▸ DATASET EXCERPTS:
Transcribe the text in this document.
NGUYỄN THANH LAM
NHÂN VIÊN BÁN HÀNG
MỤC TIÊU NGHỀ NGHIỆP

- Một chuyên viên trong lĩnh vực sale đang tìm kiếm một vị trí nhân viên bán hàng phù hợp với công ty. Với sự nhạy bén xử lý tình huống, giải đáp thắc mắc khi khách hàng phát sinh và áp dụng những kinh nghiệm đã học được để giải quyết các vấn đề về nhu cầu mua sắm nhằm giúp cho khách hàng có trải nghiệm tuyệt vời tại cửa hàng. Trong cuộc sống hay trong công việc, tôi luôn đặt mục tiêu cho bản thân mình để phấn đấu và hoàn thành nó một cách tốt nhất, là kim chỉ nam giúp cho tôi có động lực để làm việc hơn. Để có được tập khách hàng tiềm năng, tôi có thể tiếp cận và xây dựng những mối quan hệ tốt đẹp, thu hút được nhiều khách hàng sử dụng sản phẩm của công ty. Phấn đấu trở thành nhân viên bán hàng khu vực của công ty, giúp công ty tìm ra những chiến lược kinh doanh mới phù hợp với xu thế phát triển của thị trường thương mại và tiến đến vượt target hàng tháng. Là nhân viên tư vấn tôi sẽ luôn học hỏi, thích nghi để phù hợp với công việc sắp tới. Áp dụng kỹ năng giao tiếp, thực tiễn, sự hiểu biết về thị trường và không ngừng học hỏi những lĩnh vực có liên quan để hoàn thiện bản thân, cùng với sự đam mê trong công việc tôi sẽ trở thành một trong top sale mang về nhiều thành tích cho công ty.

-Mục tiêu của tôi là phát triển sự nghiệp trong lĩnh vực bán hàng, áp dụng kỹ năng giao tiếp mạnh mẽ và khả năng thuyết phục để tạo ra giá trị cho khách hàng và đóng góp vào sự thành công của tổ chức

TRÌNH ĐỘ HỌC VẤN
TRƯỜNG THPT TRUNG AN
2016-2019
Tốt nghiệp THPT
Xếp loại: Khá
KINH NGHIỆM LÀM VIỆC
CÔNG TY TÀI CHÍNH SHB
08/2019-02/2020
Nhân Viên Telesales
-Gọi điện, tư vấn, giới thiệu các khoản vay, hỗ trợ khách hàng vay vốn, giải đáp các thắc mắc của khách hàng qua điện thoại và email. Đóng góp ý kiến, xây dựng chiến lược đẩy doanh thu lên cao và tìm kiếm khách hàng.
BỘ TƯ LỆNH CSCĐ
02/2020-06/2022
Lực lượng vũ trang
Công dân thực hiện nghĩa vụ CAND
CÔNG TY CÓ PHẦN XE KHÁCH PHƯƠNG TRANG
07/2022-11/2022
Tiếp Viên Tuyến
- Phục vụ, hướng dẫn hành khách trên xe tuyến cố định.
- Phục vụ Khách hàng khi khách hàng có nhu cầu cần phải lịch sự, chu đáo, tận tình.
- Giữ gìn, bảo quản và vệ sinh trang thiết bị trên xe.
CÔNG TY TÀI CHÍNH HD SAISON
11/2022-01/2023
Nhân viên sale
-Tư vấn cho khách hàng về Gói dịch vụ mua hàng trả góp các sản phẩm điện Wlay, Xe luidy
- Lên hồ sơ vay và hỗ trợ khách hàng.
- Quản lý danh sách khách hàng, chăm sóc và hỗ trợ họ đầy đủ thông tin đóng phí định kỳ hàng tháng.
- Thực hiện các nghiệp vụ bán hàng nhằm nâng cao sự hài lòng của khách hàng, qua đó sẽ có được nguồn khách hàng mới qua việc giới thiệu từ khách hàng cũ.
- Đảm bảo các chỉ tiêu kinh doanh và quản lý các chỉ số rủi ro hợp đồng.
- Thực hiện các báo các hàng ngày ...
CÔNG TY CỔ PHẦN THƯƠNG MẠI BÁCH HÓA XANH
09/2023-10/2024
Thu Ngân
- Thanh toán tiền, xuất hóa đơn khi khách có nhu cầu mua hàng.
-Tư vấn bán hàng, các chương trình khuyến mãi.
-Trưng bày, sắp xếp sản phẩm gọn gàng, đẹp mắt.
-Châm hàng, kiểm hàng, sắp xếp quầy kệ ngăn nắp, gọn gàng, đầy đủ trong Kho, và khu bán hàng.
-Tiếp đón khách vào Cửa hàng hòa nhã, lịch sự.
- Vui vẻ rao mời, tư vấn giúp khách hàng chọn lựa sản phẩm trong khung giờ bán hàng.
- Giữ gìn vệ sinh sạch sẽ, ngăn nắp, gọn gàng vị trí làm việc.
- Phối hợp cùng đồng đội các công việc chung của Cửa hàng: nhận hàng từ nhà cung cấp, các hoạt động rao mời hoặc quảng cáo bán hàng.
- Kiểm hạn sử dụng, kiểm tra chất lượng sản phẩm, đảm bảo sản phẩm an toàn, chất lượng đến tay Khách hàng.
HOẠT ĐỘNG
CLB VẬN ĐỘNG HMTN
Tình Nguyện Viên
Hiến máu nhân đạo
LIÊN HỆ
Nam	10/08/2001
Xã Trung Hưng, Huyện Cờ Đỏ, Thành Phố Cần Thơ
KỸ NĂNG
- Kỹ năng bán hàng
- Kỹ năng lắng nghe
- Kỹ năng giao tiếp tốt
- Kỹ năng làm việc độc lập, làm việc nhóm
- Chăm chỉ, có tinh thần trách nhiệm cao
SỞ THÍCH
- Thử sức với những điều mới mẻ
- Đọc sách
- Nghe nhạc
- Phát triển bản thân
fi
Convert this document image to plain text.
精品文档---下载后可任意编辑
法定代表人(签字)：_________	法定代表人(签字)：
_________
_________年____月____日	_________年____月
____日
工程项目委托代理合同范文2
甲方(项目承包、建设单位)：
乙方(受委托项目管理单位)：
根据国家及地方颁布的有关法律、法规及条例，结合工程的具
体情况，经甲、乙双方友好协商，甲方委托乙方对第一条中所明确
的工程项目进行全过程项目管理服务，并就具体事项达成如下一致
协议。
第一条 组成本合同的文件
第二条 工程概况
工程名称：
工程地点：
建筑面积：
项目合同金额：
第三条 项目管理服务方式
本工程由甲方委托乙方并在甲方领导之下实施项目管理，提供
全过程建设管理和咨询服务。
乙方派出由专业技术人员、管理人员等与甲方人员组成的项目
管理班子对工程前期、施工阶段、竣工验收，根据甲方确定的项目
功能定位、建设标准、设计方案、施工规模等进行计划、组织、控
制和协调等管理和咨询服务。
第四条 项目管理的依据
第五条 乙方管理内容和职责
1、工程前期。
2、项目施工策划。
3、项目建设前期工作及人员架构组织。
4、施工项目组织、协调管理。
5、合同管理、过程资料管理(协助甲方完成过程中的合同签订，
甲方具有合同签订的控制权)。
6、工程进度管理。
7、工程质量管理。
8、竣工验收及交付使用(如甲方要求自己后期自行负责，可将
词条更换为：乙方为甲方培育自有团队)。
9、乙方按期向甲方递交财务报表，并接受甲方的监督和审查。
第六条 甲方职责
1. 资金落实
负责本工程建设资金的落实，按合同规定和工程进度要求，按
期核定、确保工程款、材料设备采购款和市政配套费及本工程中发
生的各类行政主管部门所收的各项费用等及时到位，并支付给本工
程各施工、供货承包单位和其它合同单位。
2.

▸ WRITTEN REQUEST: Reproduce each line of the entries in which the word "doanh" is found.

▸ FINAL RESULT:
- Một chuyên viên trong lĩnh vực sale đang tìm kiếm một vị trí nhân viên bán hàng phù hợp với công ty. Với sự nhạy bén xử lý tình huống, giải đáp thắc mắc khi khách hàng phát sinh và áp dụng những kinh nghiệm đã học được để giải quyết các vấn đề về nhu cầu mua sắm nhằm giúp cho khách hàng có trải nghiệm tuyệt vời tại cửa hàng. Trong cuộc sống hay trong công việc, tôi luôn đặt mục tiêu cho bản thân mình để phấn đấu và hoàn thành nó một cách tốt nhất, là kim chỉ nam giúp cho tôi có động lực để làm việc hơn. Để có được tập khách hàng tiềm năng, tôi có thể tiếp cận và xây dựng những mối quan hệ tốt đẹp, thu hút được nhiều khách hàng sử dụng sản phẩm của công ty. Phấn đấu trở thành nhân viên bán hàng khu vực của công ty, giúp công ty tìm ra những chiến lược kinh doanh mới phù hợp với xu thế phát triển của thị trường thương mại và tiến đến vượt target hàng tháng. Là nhân viên tư vấn tôi sẽ luôn học hỏi, thích nghi để phù hợp với công việc sắp tới. Áp dụng kỹ năng giao tiếp, thực tiễn, sự hiểu biết về thị trường và không ngừng học hỏi những lĩnh vực có liên quan để hoàn thiện bản thân, cùng với sự đam mê trong công việc tôi sẽ trở thành một trong top sale mang về nhiều thành tích cho công ty.
-Gọi điện, tư vấn, giới thiệu các khoản vay, hỗ trợ khách hàng vay vốn, giải đáp các thắc mắc của khách hàng qua điện thoại và email. Đóng góp ý kiến, xây dựng chiến lược đẩy doanh thu lên cao và tìm kiếm khách hàng.
- Đảm bảo các chỉ tiêu kinh doanh và quản lý các chỉ số rủi ro hợp đồng.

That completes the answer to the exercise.